§ **Given task**
Skip every picture, then write out exactly the lines of the listing below from the line that contains "Convert this document image to plain text." through the final line.

** START OF The data **

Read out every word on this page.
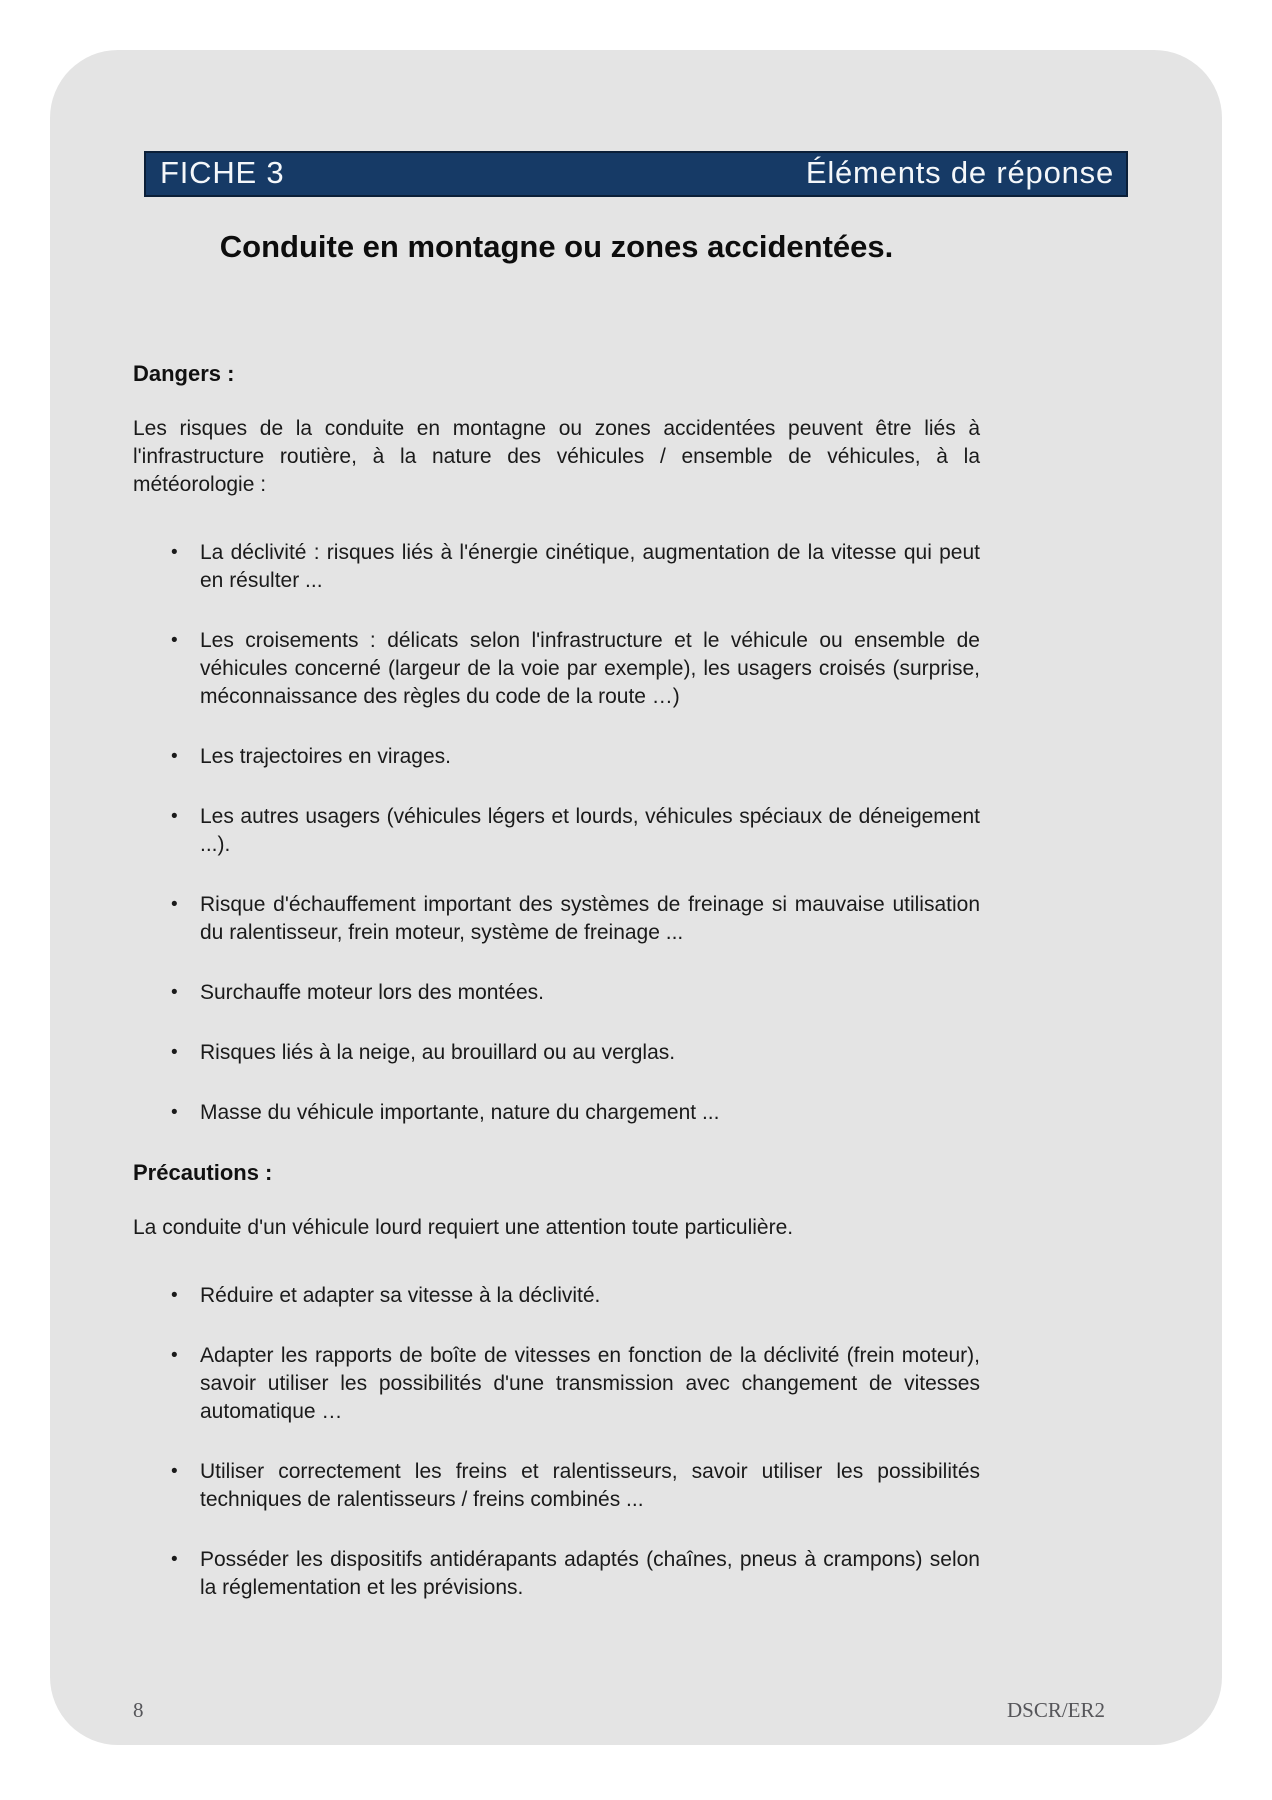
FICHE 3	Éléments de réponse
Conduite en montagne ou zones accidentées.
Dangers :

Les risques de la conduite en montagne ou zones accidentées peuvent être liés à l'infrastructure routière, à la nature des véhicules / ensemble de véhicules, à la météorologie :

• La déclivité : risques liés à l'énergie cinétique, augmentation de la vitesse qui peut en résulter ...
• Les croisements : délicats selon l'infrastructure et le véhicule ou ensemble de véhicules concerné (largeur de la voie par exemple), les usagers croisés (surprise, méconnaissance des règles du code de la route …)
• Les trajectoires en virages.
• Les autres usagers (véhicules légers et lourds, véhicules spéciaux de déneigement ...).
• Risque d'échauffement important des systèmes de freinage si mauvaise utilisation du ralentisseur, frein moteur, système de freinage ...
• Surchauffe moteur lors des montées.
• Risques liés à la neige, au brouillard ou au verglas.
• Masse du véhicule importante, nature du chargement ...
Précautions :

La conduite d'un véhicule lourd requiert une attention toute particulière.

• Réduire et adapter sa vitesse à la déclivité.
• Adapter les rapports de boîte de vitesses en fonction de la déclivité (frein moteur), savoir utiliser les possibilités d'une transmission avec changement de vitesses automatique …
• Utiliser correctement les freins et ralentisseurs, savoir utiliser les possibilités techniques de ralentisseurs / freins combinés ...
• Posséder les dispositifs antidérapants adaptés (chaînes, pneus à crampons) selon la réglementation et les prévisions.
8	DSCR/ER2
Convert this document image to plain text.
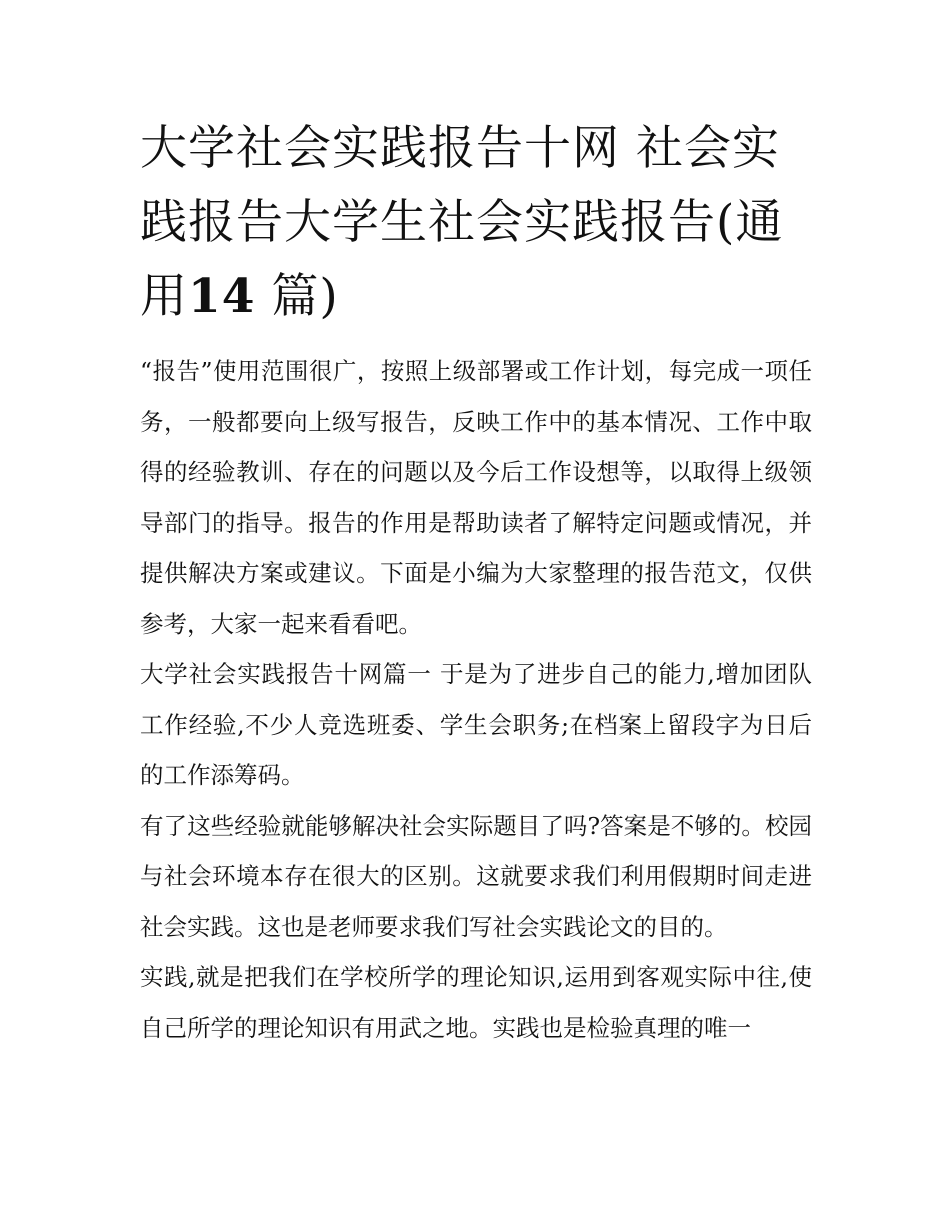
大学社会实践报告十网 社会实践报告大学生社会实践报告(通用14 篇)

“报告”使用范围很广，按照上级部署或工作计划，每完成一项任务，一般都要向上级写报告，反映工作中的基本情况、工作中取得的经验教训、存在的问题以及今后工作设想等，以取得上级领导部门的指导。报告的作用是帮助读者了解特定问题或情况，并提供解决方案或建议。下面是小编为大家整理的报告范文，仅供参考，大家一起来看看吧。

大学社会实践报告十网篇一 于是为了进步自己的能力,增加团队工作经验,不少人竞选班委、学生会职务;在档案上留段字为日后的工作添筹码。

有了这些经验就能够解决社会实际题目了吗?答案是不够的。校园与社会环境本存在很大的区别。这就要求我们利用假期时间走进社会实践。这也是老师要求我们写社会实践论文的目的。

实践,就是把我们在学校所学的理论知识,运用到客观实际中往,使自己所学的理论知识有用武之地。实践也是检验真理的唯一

** END OF The data **

§ **Correct response**
Convert this document image to plain text.
大学社会实践报告十网 社会实践报告大学生社会实践报告(通用14 篇)

“报告”使用范围很广，按照上级部署或工作计划，每完成一项任务，一般都要向上级写报告，反映工作中的基本情况、工作中取得的经验教训、存在的问题以及今后工作设想等，以取得上级领导部门的指导。报告的作用是帮助读者了解特定问题或情况，并提供解决方案或建议。下面是小编为大家整理的报告范文，仅供参考，大家一起来看看吧。

大学社会实践报告十网篇一 于是为了进步自己的能力,增加团队工作经验,不少人竞选班委、学生会职务;在档案上留段字为日后的工作添筹码。

有了这些经验就能够解决社会实际题目了吗?答案是不够的。校园与社会环境本存在很大的区别。这就要求我们利用假期时间走进社会实践。这也是老师要求我们写社会实践论文的目的。

实践,就是把我们在学校所学的理论知识,运用到客观实际中往,使自己所学的理论知识有用武之地。实践也是检验真理的唯一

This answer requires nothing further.